From the listing below, tally the lines that include "JSON". Return only the total.

* START Listed entries *

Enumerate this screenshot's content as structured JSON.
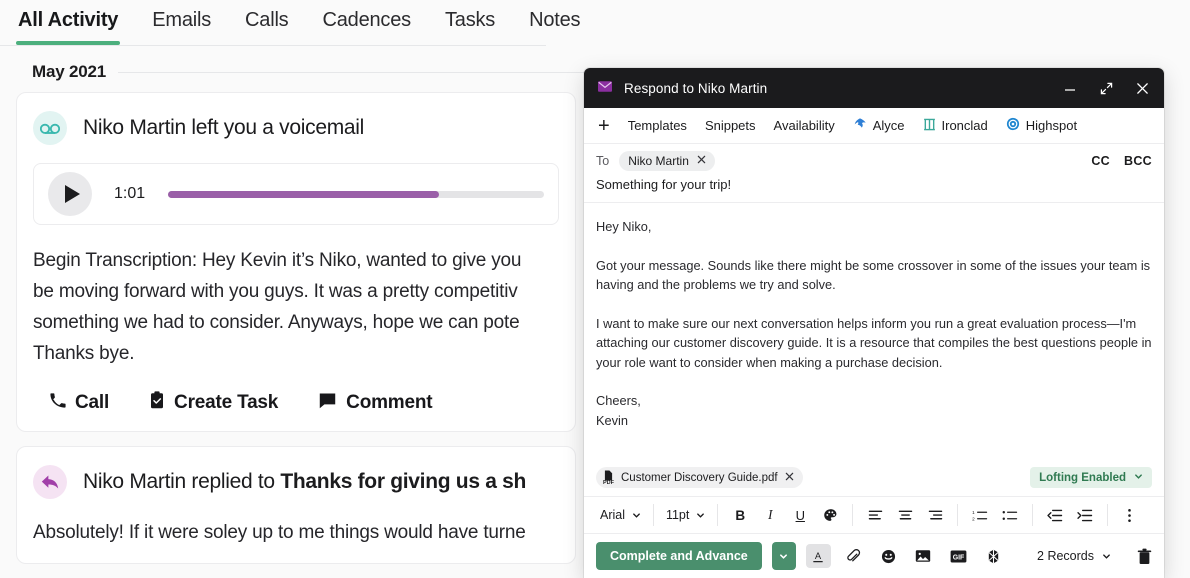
{
  "activity": {
    "tabs": [
      {
        "label": "All Activity",
        "active": true
      },
      {
        "label": "Emails",
        "active": false
      },
      {
        "label": "Calls",
        "active": false
      },
      {
        "label": "Cadences",
        "active": false
      },
      {
        "label": "Tasks",
        "active": false
      },
      {
        "label": "Notes",
        "active": false
      }
    ],
    "month_divider": "May 2021",
    "voicemail_card": {
      "icon": "voicemail-icon",
      "title": "Niko Martin left you a voicemail",
      "player": {
        "duration": "1:01",
        "progress_percent": 72,
        "play_icon": "play-icon",
        "progress_color": "#9a5fa8"
      },
      "transcript": "Begin Transcription: Hey Kevin it’s Niko, wanted to give you\nbe moving forward with you guys. It was a pretty competitiv\nsomething we had to consider. Anyways, hope we can pote\nThanks bye.",
      "actions": [
        {
          "label": "Call",
          "icon": "phone-icon"
        },
        {
          "label": "Create Task",
          "icon": "clipboard-check-icon"
        },
        {
          "label": "Comment",
          "icon": "comment-icon"
        }
      ]
    },
    "reply_card": {
      "icon": "reply-arrow-icon",
      "title_prefix": "Niko Martin replied to ",
      "title_subject": "Thanks for giving us a sh",
      "body": "Absolutely! If it were soley up to me things would have turne"
    }
  },
  "compose": {
    "window": {
      "icon": "envelope-icon",
      "title": "Respond to Niko Martin",
      "controls": [
        {
          "name": "minimize-icon"
        },
        {
          "name": "expand-icon"
        },
        {
          "name": "close-icon"
        }
      ]
    },
    "toolbar": {
      "add_label": "+",
      "items": [
        {
          "label": "Templates",
          "icon": null
        },
        {
          "label": "Snippets",
          "icon": null
        },
        {
          "label": "Availability",
          "icon": null
        },
        {
          "label": "Alyce",
          "icon": "alyce-icon",
          "color": "#2e7fd6"
        },
        {
          "label": "Ironclad",
          "icon": "ironclad-icon",
          "color": "#3ba89a"
        },
        {
          "label": "Highspot",
          "icon": "highspot-icon",
          "color": "#1f86d0"
        }
      ]
    },
    "to_row": {
      "label": "To",
      "recipient": "Niko Martin",
      "remove_icon": "close-icon",
      "cc_label": "CC",
      "bcc_label": "BCC"
    },
    "subject": "Something for your trip!",
    "body_paragraphs": [
      "Hey Niko,",
      "Got your message. Sounds like there might be some crossover in some of the issues your team is having and the problems we try and solve.",
      "I want to make sure our next conversation helps inform you run a great evaluation process—I'm attaching our customer discovery guide. It is a resource that compiles the best questions people in your role want to consider when making a purchase decision.",
      "Cheers,\nKevin"
    ],
    "attachment": {
      "icon": "pdf-file-icon",
      "badge": "PDF",
      "filename": "Customer Discovery Guide.pdf",
      "remove_icon": "close-icon"
    },
    "lofting": {
      "label": "Lofting Enabled",
      "caret_icon": "chevron-down-icon",
      "color": "#2f7a51",
      "background": "#e4f1e9"
    },
    "format_bar": {
      "font_family": "Arial",
      "font_size": "11pt",
      "font_caret_icon": "chevron-down-icon",
      "buttons": [
        {
          "name": "bold-icon",
          "glyph": "B"
        },
        {
          "name": "italic-icon",
          "glyph": "I"
        },
        {
          "name": "underline-icon",
          "glyph": "U"
        },
        {
          "name": "text-color-palette-icon",
          "glyph": "◑"
        },
        {
          "name": "align-left-icon"
        },
        {
          "name": "align-center-icon"
        },
        {
          "name": "align-right-icon"
        },
        {
          "name": "ordered-list-icon"
        },
        {
          "name": "bulleted-list-icon"
        },
        {
          "name": "outdent-icon"
        },
        {
          "name": "indent-icon"
        },
        {
          "name": "more-options-icon"
        }
      ]
    },
    "send_bar": {
      "primary_label": "Complete and Advance",
      "primary_caret_icon": "chevron-down-icon",
      "primary_color": "#4a8f6d",
      "tools": [
        {
          "name": "text-format-a-icon",
          "active": true
        },
        {
          "name": "attachment-paperclip-icon",
          "active": false
        },
        {
          "name": "emoji-icon",
          "active": false
        },
        {
          "name": "insert-image-icon",
          "active": false
        },
        {
          "name": "insert-gif-icon",
          "active": false
        },
        {
          "name": "insert-asset-icon",
          "active": false
        }
      ],
      "records_label": "2 Records",
      "records_caret_icon": "chevron-down-icon",
      "delete_icon": "trash-icon"
    }
  }
}
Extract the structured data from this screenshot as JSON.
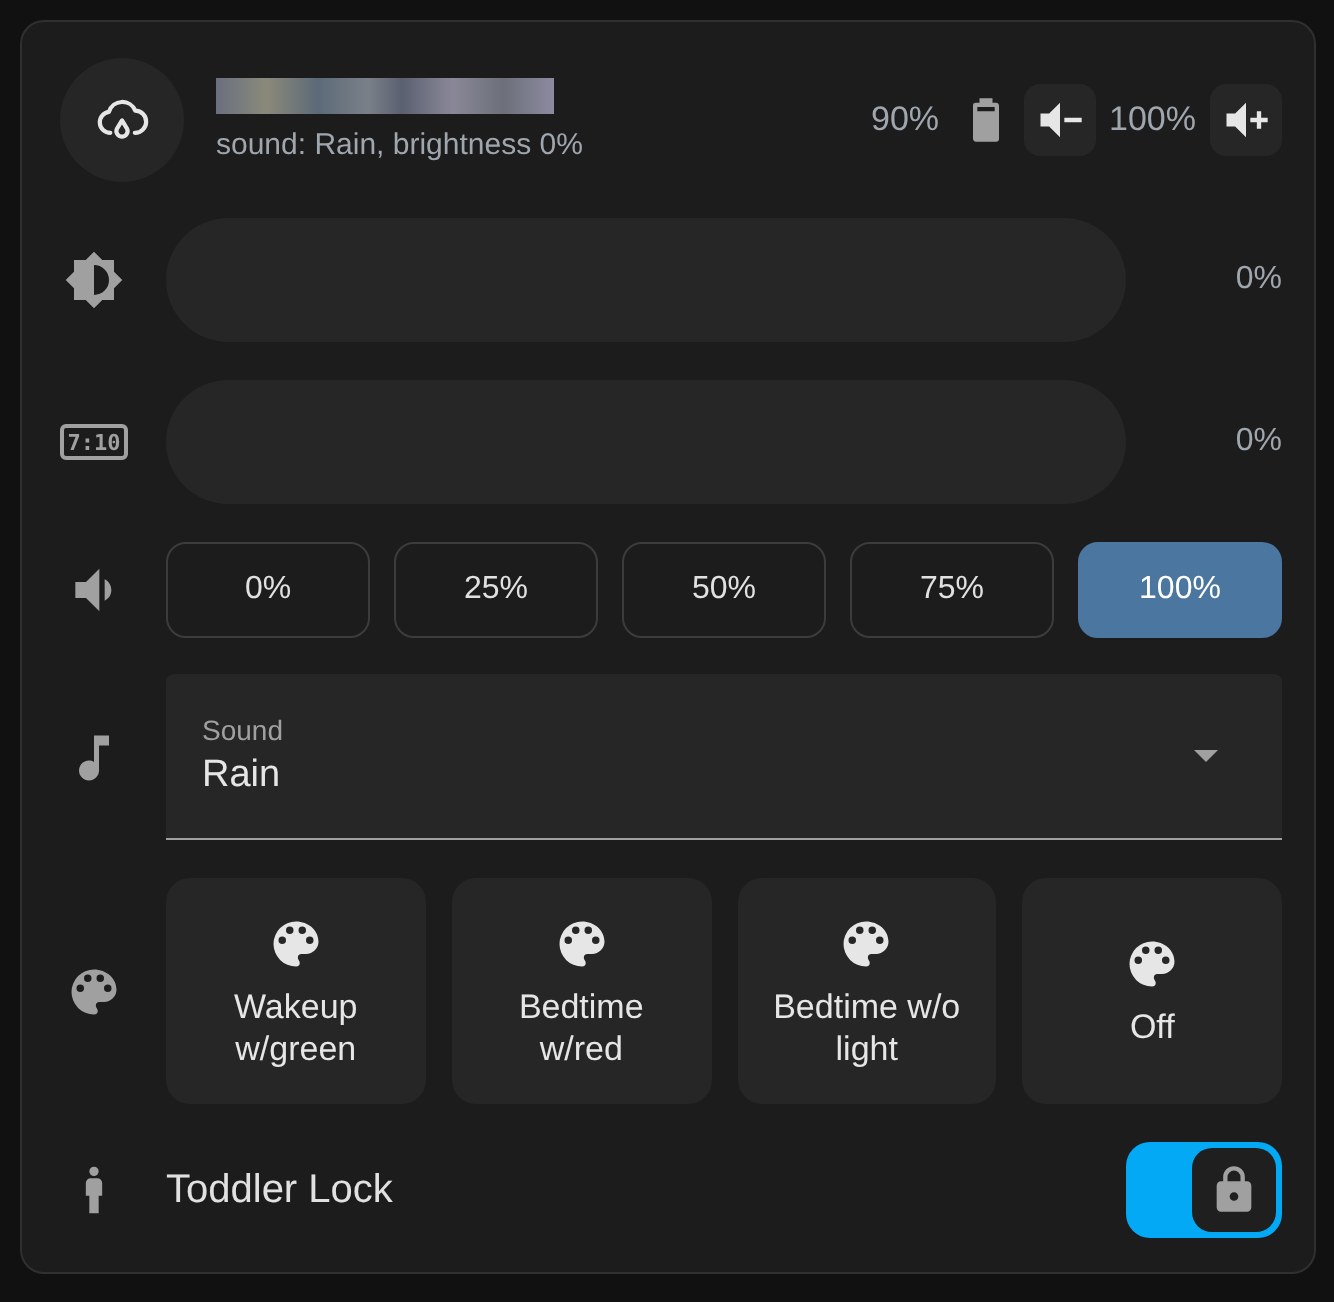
{
  "header": {
    "subtitle": "sound: Rain, brightness 0%",
    "battery": "90%",
    "volume": "100%"
  },
  "sliders": [
    {
      "kind": "brightness",
      "level": 0,
      "reading": "0%"
    },
    {
      "kind": "clock",
      "icon_text": "7:10",
      "level": 0,
      "reading": "0%"
    }
  ],
  "volume_options": [
    {
      "label": "0%",
      "selected": false
    },
    {
      "label": "25%",
      "selected": false
    },
    {
      "label": "50%",
      "selected": false
    },
    {
      "label": "75%",
      "selected": false
    },
    {
      "label": "100%",
      "selected": true
    }
  ],
  "sound_select": {
    "label": "Sound",
    "value": "Rain"
  },
  "scenes": [
    {
      "label": "Wakeup w/green"
    },
    {
      "label": "Bedtime w/red"
    },
    {
      "label": "Bedtime w/o light"
    },
    {
      "label": "Off"
    }
  ],
  "toddler_lock": {
    "label": "Toddler Lock",
    "on": true
  }
}
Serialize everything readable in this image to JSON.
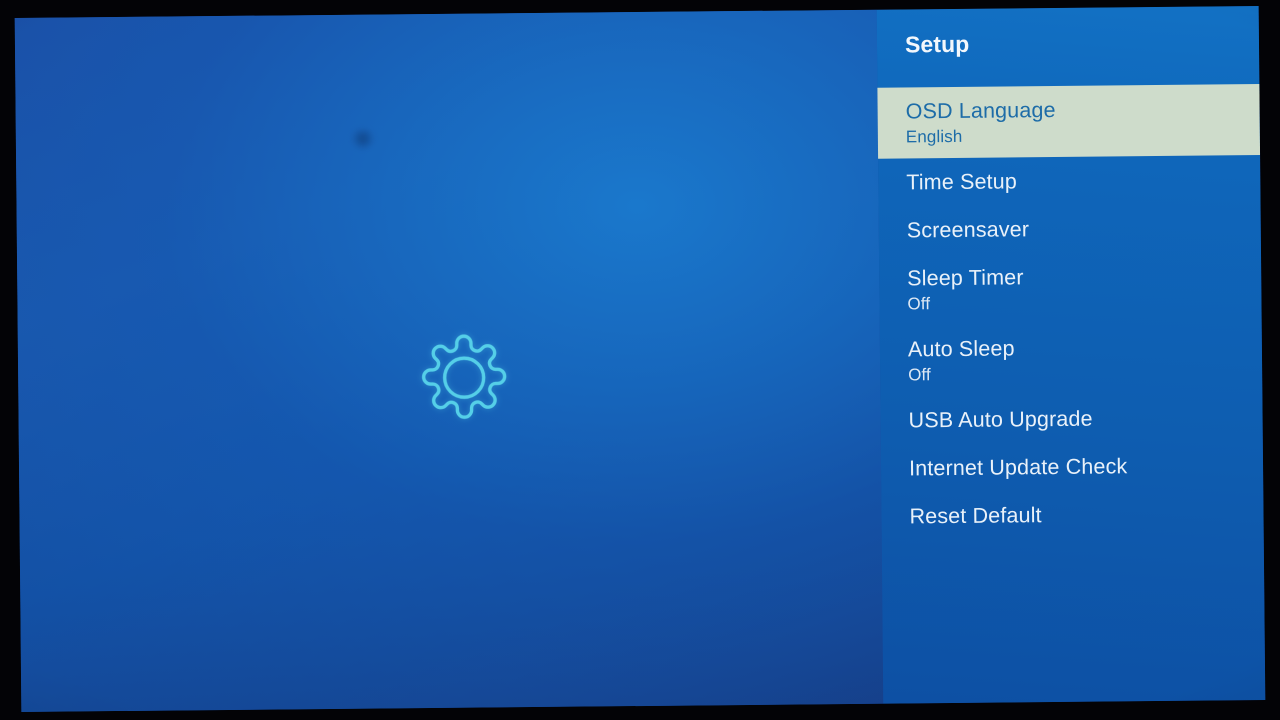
{
  "device_screen": {
    "background_color": "#1348a0",
    "accent_icon_color": "#55cfe8",
    "highlight_color": "#cedccb",
    "highlight_text_color": "#1d6ca8",
    "menu_text_color": "#e9f1f9"
  },
  "hero": {
    "icon": "gear-icon"
  },
  "menu": {
    "title": "Setup",
    "items": [
      {
        "label": "OSD Language",
        "value": "English",
        "selected": true
      },
      {
        "label": "Time Setup",
        "value": "",
        "selected": false
      },
      {
        "label": "Screensaver",
        "value": "",
        "selected": false
      },
      {
        "label": "Sleep Timer",
        "value": "Off",
        "selected": false
      },
      {
        "label": "Auto Sleep",
        "value": "Off",
        "selected": false
      },
      {
        "label": "USB Auto Upgrade",
        "value": "",
        "selected": false
      },
      {
        "label": "Internet Update Check",
        "value": "",
        "selected": false
      },
      {
        "label": "Reset Default",
        "value": "",
        "selected": false
      }
    ]
  }
}
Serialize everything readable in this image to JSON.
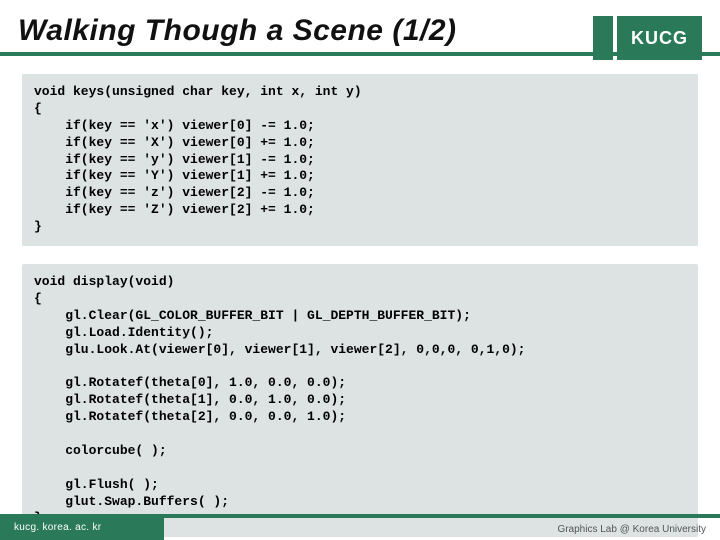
{
  "header": {
    "title": "Walking Though a Scene (1/2)",
    "badge": "KUCG"
  },
  "codeblock1": "void keys(unsigned char key, int x, int y)\n{\n    if(key == 'x') viewer[0] -= 1.0;\n    if(key == 'X') viewer[0] += 1.0;\n    if(key == 'y') viewer[1] -= 1.0;\n    if(key == 'Y') viewer[1] += 1.0;\n    if(key == 'z') viewer[2] -= 1.0;\n    if(key == 'Z') viewer[2] += 1.0;\n}",
  "codeblock2": "void display(void)\n{\n    gl.Clear(GL_COLOR_BUFFER_BIT | GL_DEPTH_BUFFER_BIT);\n    gl.Load.Identity();\n    glu.Look.At(viewer[0], viewer[1], viewer[2], 0,0,0, 0,1,0);\n\n    gl.Rotatef(theta[0], 1.0, 0.0, 0.0);\n    gl.Rotatef(theta[1], 0.0, 1.0, 0.0);\n    gl.Rotatef(theta[2], 0.0, 0.0, 1.0);\n\n    colorcube( );\n\n    gl.Flush( );\n    glut.Swap.Buffers( );\n}",
  "footer": {
    "left": "kucg. korea. ac. kr",
    "right": "Graphics Lab @ Korea University"
  }
}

* END Listed entries *

Task response:
4